** Task requirements **
Your task is to quote the material that follows, in full and exactly.

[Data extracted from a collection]
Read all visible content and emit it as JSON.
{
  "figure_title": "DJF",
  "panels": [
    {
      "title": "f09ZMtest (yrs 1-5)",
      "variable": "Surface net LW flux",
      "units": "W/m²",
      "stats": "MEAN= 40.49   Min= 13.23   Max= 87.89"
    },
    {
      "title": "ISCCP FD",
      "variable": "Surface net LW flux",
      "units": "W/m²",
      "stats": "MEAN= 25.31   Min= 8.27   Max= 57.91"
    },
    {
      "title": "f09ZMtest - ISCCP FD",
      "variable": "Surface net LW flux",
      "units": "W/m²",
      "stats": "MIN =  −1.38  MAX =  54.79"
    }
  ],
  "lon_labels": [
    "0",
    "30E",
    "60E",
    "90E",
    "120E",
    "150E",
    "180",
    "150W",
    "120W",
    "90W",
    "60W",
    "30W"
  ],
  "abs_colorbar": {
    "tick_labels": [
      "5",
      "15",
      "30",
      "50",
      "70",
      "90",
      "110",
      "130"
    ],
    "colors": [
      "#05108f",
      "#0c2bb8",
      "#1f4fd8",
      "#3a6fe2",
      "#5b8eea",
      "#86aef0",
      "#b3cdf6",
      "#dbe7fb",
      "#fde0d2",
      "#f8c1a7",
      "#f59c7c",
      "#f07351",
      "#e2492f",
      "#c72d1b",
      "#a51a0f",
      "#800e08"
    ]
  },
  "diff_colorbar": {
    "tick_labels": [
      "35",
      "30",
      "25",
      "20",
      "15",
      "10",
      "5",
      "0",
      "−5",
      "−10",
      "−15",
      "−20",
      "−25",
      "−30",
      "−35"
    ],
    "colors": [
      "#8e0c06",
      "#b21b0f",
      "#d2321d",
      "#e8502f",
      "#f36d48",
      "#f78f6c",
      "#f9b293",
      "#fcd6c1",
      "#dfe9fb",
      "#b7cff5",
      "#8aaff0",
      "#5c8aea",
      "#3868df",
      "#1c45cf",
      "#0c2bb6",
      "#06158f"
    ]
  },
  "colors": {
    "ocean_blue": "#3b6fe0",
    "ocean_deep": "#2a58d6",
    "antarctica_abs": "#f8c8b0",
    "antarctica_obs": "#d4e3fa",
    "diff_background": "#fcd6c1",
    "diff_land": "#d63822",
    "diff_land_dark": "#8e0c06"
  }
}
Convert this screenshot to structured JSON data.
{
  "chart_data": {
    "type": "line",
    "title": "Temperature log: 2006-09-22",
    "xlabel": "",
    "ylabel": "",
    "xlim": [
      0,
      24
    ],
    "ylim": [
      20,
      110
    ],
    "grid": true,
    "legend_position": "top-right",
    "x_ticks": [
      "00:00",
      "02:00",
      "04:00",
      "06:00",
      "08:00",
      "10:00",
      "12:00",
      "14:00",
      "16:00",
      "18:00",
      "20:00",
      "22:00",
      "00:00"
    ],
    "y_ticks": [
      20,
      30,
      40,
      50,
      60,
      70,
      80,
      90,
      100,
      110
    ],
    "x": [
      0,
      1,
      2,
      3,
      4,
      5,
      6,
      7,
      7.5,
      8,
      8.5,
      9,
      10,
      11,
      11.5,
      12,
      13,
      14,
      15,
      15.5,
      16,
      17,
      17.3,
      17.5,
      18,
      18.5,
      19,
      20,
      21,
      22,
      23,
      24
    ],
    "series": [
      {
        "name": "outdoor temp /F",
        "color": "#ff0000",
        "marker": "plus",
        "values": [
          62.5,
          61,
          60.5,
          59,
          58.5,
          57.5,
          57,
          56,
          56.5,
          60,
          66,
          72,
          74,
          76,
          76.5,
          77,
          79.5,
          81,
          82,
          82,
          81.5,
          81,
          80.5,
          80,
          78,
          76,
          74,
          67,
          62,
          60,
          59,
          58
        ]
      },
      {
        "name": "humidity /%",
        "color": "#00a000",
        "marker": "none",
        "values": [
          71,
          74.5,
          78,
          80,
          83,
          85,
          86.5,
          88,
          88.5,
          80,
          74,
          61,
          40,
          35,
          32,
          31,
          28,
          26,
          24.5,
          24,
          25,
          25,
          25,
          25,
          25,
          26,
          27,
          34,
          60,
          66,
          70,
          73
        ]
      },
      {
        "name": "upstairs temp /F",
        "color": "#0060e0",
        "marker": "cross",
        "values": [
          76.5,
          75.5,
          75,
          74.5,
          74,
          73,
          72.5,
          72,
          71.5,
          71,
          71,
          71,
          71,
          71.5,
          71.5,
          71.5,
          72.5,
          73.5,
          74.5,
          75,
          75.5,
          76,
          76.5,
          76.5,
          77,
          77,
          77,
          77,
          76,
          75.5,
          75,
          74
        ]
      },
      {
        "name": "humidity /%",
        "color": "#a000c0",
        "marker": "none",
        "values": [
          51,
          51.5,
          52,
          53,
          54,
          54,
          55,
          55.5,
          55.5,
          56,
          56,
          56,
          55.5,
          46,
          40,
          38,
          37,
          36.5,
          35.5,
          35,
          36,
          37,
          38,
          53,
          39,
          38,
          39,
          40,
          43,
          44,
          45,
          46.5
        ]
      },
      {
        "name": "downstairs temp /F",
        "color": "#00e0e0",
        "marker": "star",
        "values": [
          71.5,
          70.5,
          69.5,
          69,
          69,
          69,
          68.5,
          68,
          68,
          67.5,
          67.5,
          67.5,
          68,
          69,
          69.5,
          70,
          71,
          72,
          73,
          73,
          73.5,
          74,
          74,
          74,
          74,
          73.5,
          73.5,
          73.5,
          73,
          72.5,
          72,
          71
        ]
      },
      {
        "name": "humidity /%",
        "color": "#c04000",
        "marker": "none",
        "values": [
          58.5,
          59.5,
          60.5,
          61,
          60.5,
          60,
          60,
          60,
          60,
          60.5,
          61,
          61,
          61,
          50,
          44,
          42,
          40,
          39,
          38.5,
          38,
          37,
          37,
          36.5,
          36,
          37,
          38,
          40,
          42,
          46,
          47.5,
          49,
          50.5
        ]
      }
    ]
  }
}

** Final result **
Read all visible content and emit it as JSON.
{
  "figure_title": "DJF",
  "panels": [
    {
      "title": "f09ZMtest (yrs 1-5)",
      "variable": "Surface net LW flux",
      "units": "W/m²",
      "stats": "MEAN= 40.49   Min= 13.23   Max= 87.89"
    },
    {
      "title": "ISCCP FD",
      "variable": "Surface net LW flux",
      "units": "W/m²",
      "stats": "MEAN= 25.31   Min= 8.27   Max= 57.91"
    },
    {
      "title": "f09ZMtest - ISCCP FD",
      "variable": "Surface net LW flux",
      "units": "W/m²",
      "stats": "MIN =  −1.38  MAX =  54.79"
    }
  ],
  "lon_labels": [
    "0",
    "30E",
    "60E",
    "90E",
    "120E",
    "150E",
    "180",
    "150W",
    "120W",
    "90W",
    "60W",
    "30W"
  ],
  "abs_colorbar": {
    "tick_labels": [
      "5",
      "15",
      "30",
      "50",
      "70",
      "90",
      "110",
      "130"
    ],
    "colors": [
      "#05108f",
      "#0c2bb8",
      "#1f4fd8",
      "#3a6fe2",
      "#5b8eea",
      "#86aef0",
      "#b3cdf6",
      "#dbe7fb",
      "#fde0d2",
      "#f8c1a7",
      "#f59c7c",
      "#f07351",
      "#e2492f",
      "#c72d1b",
      "#a51a0f",
      "#800e08"
    ]
  },
  "diff_colorbar": {
    "tick_labels": [
      "35",
      "30",
      "25",
      "20",
      "15",
      "10",
      "5",
      "0",
      "−5",
      "−10",
      "−15",
      "−20",
      "−25",
      "−30",
      "−35"
    ],
    "colors": [
      "#8e0c06",
      "#b21b0f",
      "#d2321d",
      "#e8502f",
      "#f36d48",
      "#f78f6c",
      "#f9b293",
      "#fcd6c1",
      "#dfe9fb",
      "#b7cff5",
      "#8aaff0",
      "#5c8aea",
      "#3868df",
      "#1c45cf",
      "#0c2bb6",
      "#06158f"
    ]
  },
  "colors": {
    "ocean_blue": "#3b6fe0",
    "ocean_deep": "#2a58d6",
    "antarctica_abs": "#f8c8b0",
    "antarctica_obs": "#d4e3fa",
    "diff_background": "#fcd6c1",
    "diff_land": "#d63822",
    "diff_land_dark": "#8e0c06"
  }
}
Convert this screenshot to structured JSON data.
{
  "chart_data": {
    "type": "line",
    "title": "Temperature log: 2006-09-22",
    "xlabel": "",
    "ylabel": "",
    "xlim": [
      0,
      24
    ],
    "ylim": [
      20,
      110
    ],
    "grid": true,
    "legend_position": "top-right",
    "x_ticks": [
      "00:00",
      "02:00",
      "04:00",
      "06:00",
      "08:00",
      "10:00",
      "12:00",
      "14:00",
      "16:00",
      "18:00",
      "20:00",
      "22:00",
      "00:00"
    ],
    "y_ticks": [
      20,
      30,
      40,
      50,
      60,
      70,
      80,
      90,
      100,
      110
    ],
    "x": [
      0,
      1,
      2,
      3,
      4,
      5,
      6,
      7,
      7.5,
      8,
      8.5,
      9,
      10,
      11,
      11.5,
      12,
      13,
      14,
      15,
      15.5,
      16,
      17,
      17.3,
      17.5,
      18,
      18.5,
      19,
      20,
      21,
      22,
      23,
      24
    ],
    "series": [
      {
        "name": "outdoor temp /F",
        "color": "#ff0000",
        "marker": "plus",
        "values": [
          62.5,
          61,
          60.5,
          59,
          58.5,
          57.5,
          57,
          56,
          56.5,
          60,
          66,
          72,
          74,
          76,
          76.5,
          77,
          79.5,
          81,
          82,
          82,
          81.5,
          81,
          80.5,
          80,
          78,
          76,
          74,
          67,
          62,
          60,
          59,
          58
        ]
      },
      {
        "name": "humidity /%",
        "color": "#00a000",
        "marker": "none",
        "values": [
          71,
          74.5,
          78,
          80,
          83,
          85,
          86.5,
          88,
          88.5,
          80,
          74,
          61,
          40,
          35,
          32,
          31,
          28,
          26,
          24.5,
          24,
          25,
          25,
          25,
          25,
          25,
          26,
          27,
          34,
          60,
          66,
          70,
          73
        ]
      },
      {
        "name": "upstairs temp /F",
        "color": "#0060e0",
        "marker": "cross",
        "values": [
          76.5,
          75.5,
          75,
          74.5,
          74,
          73,
          72.5,
          72,
          71.5,
          71,
          71,
          71,
          71,
          71.5,
          71.5,
          71.5,
          72.5,
          73.5,
          74.5,
          75,
          75.5,
          76,
          76.5,
          76.5,
          77,
          77,
          77,
          77,
          76,
          75.5,
          75,
          74
        ]
      },
      {
        "name": "humidity /%",
        "color": "#a000c0",
        "marker": "none",
        "values": [
          51,
          51.5,
          52,
          53,
          54,
          54,
          55,
          55.5,
          55.5,
          56,
          56,
          56,
          55.5,
          46,
          40,
          38,
          37,
          36.5,
          35.5,
          35,
          36,
          37,
          38,
          53,
          39,
          38,
          39,
          40,
          43,
          44,
          45,
          46.5
        ]
      },
      {
        "name": "downstairs temp /F",
        "color": "#00e0e0",
        "marker": "star",
        "values": [
          71.5,
          70.5,
          69.5,
          69,
          69,
          69,
          68.5,
          68,
          68,
          67.5,
          67.5,
          67.5,
          68,
          69,
          69.5,
          70,
          71,
          72,
          73,
          73,
          73.5,
          74,
          74,
          74,
          74,
          73.5,
          73.5,
          73.5,
          73,
          72.5,
          72,
          71
        ]
      },
      {
        "name": "humidity /%",
        "color": "#c04000",
        "marker": "none",
        "values": [
          58.5,
          59.5,
          60.5,
          61,
          60.5,
          60,
          60,
          60,
          60,
          60.5,
          61,
          61,
          61,
          50,
          44,
          42,
          40,
          39,
          38.5,
          38,
          37,
          37,
          36.5,
          36,
          37,
          38,
          40,
          42,
          46,
          47.5,
          49,
          50.5
        ]
      }
    ]
  }
}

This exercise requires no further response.